* [TASK GOAL]: Output all records precisely as written.

Figure record listings
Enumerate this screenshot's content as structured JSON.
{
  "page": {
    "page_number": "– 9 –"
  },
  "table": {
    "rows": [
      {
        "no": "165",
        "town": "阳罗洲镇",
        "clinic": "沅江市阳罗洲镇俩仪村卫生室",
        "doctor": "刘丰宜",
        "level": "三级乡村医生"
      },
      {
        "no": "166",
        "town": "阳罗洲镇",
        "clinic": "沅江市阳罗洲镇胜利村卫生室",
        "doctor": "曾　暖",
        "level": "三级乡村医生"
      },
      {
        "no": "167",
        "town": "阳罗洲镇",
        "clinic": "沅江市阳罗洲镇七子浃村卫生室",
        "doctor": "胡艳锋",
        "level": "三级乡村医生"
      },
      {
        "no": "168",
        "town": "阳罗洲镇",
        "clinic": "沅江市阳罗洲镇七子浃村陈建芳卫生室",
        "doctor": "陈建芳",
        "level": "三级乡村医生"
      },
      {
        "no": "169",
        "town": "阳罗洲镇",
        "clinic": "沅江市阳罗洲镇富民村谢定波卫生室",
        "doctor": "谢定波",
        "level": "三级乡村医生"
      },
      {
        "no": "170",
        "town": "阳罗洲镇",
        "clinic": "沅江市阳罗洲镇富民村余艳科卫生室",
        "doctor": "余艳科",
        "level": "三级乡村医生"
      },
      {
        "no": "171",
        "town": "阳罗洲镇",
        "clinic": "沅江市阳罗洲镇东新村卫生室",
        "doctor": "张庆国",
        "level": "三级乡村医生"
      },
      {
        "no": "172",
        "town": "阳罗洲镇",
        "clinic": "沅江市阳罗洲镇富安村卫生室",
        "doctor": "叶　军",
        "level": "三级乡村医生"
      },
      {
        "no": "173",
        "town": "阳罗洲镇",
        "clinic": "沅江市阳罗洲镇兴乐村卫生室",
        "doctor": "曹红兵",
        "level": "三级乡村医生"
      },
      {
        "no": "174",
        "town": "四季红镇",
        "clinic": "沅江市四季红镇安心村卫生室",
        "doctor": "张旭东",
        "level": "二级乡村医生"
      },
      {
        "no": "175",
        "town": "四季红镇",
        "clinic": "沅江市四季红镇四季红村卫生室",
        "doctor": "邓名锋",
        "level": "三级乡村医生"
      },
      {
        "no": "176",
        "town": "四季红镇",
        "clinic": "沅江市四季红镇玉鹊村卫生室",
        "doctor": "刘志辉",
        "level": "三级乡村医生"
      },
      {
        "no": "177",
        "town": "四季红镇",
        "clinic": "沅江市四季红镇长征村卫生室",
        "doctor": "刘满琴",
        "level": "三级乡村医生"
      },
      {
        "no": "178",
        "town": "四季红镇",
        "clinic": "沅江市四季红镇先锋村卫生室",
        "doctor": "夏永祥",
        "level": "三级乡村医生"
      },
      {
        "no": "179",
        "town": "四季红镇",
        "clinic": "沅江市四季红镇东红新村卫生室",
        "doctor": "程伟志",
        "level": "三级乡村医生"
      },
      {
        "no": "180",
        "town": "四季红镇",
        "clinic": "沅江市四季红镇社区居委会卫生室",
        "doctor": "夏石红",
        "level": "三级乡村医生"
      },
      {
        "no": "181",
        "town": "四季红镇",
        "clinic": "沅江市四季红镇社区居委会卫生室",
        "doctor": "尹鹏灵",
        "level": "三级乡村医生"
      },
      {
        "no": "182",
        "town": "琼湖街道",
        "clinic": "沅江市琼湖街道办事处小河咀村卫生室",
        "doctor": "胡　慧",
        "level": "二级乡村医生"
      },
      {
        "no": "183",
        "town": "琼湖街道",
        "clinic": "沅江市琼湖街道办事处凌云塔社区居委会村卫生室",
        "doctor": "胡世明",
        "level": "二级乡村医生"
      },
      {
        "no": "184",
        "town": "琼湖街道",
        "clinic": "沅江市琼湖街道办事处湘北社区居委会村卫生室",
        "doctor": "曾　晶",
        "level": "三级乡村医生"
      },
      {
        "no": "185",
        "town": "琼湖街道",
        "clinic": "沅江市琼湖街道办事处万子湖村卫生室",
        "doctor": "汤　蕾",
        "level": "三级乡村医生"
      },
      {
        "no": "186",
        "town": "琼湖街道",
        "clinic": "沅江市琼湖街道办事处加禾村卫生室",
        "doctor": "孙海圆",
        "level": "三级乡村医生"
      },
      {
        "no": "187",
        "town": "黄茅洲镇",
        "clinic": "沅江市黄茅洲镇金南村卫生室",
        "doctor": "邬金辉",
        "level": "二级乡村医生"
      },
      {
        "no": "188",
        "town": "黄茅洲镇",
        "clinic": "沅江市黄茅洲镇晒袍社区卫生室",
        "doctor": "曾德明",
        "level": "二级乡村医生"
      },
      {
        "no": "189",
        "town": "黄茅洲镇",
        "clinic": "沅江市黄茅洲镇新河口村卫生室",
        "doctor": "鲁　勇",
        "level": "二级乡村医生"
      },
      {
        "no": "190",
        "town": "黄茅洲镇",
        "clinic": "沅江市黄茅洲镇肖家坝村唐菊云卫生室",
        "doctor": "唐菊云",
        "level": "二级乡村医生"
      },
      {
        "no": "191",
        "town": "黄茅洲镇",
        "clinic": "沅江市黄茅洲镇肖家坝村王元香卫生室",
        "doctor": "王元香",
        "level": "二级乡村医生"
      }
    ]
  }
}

* [THE SOLUTION]:
Enumerate this screenshot's content as structured JSON.
{
  "page": {
    "page_number": "– 9 –"
  },
  "table": {
    "rows": [
      {
        "no": "165",
        "town": "阳罗洲镇",
        "clinic": "沅江市阳罗洲镇俩仪村卫生室",
        "doctor": "刘丰宜",
        "level": "三级乡村医生"
      },
      {
        "no": "166",
        "town": "阳罗洲镇",
        "clinic": "沅江市阳罗洲镇胜利村卫生室",
        "doctor": "曾　暖",
        "level": "三级乡村医生"
      },
      {
        "no": "167",
        "town": "阳罗洲镇",
        "clinic": "沅江市阳罗洲镇七子浃村卫生室",
        "doctor": "胡艳锋",
        "level": "三级乡村医生"
      },
      {
        "no": "168",
        "town": "阳罗洲镇",
        "clinic": "沅江市阳罗洲镇七子浃村陈建芳卫生室",
        "doctor": "陈建芳",
        "level": "三级乡村医生"
      },
      {
        "no": "169",
        "town": "阳罗洲镇",
        "clinic": "沅江市阳罗洲镇富民村谢定波卫生室",
        "doctor": "谢定波",
        "level": "三级乡村医生"
      },
      {
        "no": "170",
        "town": "阳罗洲镇",
        "clinic": "沅江市阳罗洲镇富民村余艳科卫生室",
        "doctor": "余艳科",
        "level": "三级乡村医生"
      },
      {
        "no": "171",
        "town": "阳罗洲镇",
        "clinic": "沅江市阳罗洲镇东新村卫生室",
        "doctor": "张庆国",
        "level": "三级乡村医生"
      },
      {
        "no": "172",
        "town": "阳罗洲镇",
        "clinic": "沅江市阳罗洲镇富安村卫生室",
        "doctor": "叶　军",
        "level": "三级乡村医生"
      },
      {
        "no": "173",
        "town": "阳罗洲镇",
        "clinic": "沅江市阳罗洲镇兴乐村卫生室",
        "doctor": "曹红兵",
        "level": "三级乡村医生"
      },
      {
        "no": "174",
        "town": "四季红镇",
        "clinic": "沅江市四季红镇安心村卫生室",
        "doctor": "张旭东",
        "level": "二级乡村医生"
      },
      {
        "no": "175",
        "town": "四季红镇",
        "clinic": "沅江市四季红镇四季红村卫生室",
        "doctor": "邓名锋",
        "level": "三级乡村医生"
      },
      {
        "no": "176",
        "town": "四季红镇",
        "clinic": "沅江市四季红镇玉鹊村卫生室",
        "doctor": "刘志辉",
        "level": "三级乡村医生"
      },
      {
        "no": "177",
        "town": "四季红镇",
        "clinic": "沅江市四季红镇长征村卫生室",
        "doctor": "刘满琴",
        "level": "三级乡村医生"
      },
      {
        "no": "178",
        "town": "四季红镇",
        "clinic": "沅江市四季红镇先锋村卫生室",
        "doctor": "夏永祥",
        "level": "三级乡村医生"
      },
      {
        "no": "179",
        "town": "四季红镇",
        "clinic": "沅江市四季红镇东红新村卫生室",
        "doctor": "程伟志",
        "level": "三级乡村医生"
      },
      {
        "no": "180",
        "town": "四季红镇",
        "clinic": "沅江市四季红镇社区居委会卫生室",
        "doctor": "夏石红",
        "level": "三级乡村医生"
      },
      {
        "no": "181",
        "town": "四季红镇",
        "clinic": "沅江市四季红镇社区居委会卫生室",
        "doctor": "尹鹏灵",
        "level": "三级乡村医生"
      },
      {
        "no": "182",
        "town": "琼湖街道",
        "clinic": "沅江市琼湖街道办事处小河咀村卫生室",
        "doctor": "胡　慧",
        "level": "二级乡村医生"
      },
      {
        "no": "183",
        "town": "琼湖街道",
        "clinic": "沅江市琼湖街道办事处凌云塔社区居委会村卫生室",
        "doctor": "胡世明",
        "level": "二级乡村医生"
      },
      {
        "no": "184",
        "town": "琼湖街道",
        "clinic": "沅江市琼湖街道办事处湘北社区居委会村卫生室",
        "doctor": "曾　晶",
        "level": "三级乡村医生"
      },
      {
        "no": "185",
        "town": "琼湖街道",
        "clinic": "沅江市琼湖街道办事处万子湖村卫生室",
        "doctor": "汤　蕾",
        "level": "三级乡村医生"
      },
      {
        "no": "186",
        "town": "琼湖街道",
        "clinic": "沅江市琼湖街道办事处加禾村卫生室",
        "doctor": "孙海圆",
        "level": "三级乡村医生"
      },
      {
        "no": "187",
        "town": "黄茅洲镇",
        "clinic": "沅江市黄茅洲镇金南村卫生室",
        "doctor": "邬金辉",
        "level": "二级乡村医生"
      },
      {
        "no": "188",
        "town": "黄茅洲镇",
        "clinic": "沅江市黄茅洲镇晒袍社区卫生室",
        "doctor": "曾德明",
        "level": "二级乡村医生"
      },
      {
        "no": "189",
        "town": "黄茅洲镇",
        "clinic": "沅江市黄茅洲镇新河口村卫生室",
        "doctor": "鲁　勇",
        "level": "二级乡村医生"
      },
      {
        "no": "190",
        "town": "黄茅洲镇",
        "clinic": "沅江市黄茅洲镇肖家坝村唐菊云卫生室",
        "doctor": "唐菊云",
        "level": "二级乡村医生"
      },
      {
        "no": "191",
        "town": "黄茅洲镇",
        "clinic": "沅江市黄茅洲镇肖家坝村王元香卫生室",
        "doctor": "王元香",
        "level": "二级乡村医生"
      }
    ]
  }
}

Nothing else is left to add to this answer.